Every line below that holds the string "Queen" should be copied out.

───── Record extracts ─────

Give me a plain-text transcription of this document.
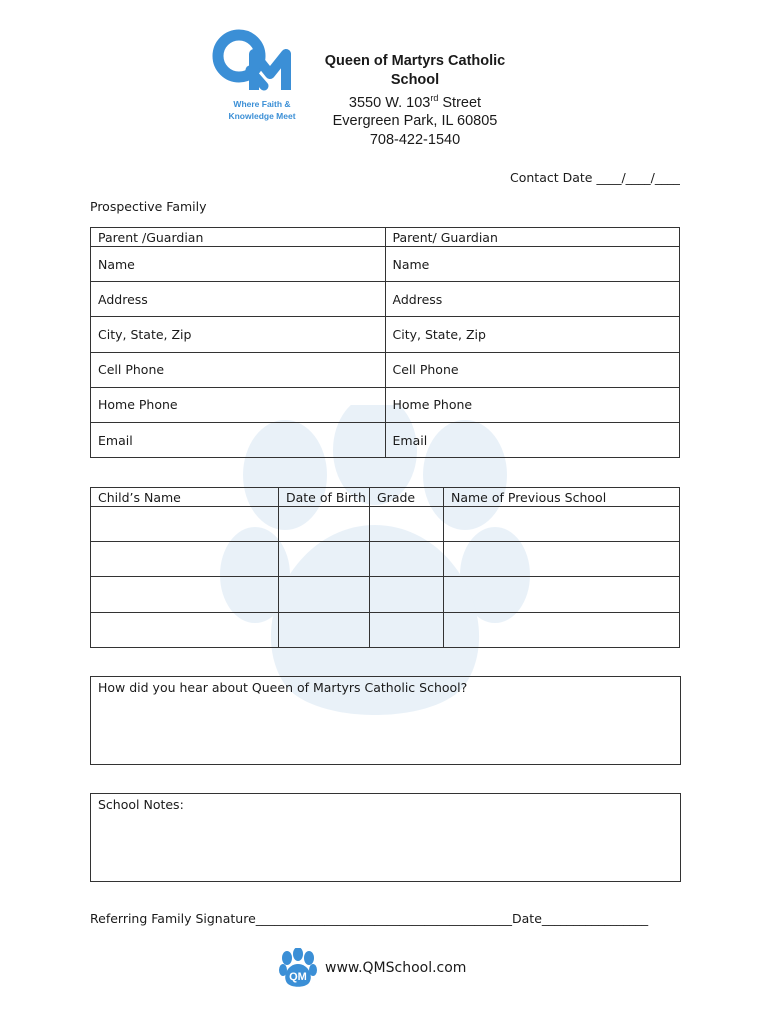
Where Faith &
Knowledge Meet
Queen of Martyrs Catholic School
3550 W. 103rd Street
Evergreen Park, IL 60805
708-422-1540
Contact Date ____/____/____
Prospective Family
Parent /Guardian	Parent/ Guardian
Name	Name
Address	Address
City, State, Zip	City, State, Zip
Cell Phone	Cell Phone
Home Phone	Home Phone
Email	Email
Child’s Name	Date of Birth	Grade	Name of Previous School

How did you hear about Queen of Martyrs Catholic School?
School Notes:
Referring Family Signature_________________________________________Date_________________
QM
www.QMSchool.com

─────

Exercise response:
Queen of Martyrs Catholic School
How did you hear about Queen of Martyrs Catholic School?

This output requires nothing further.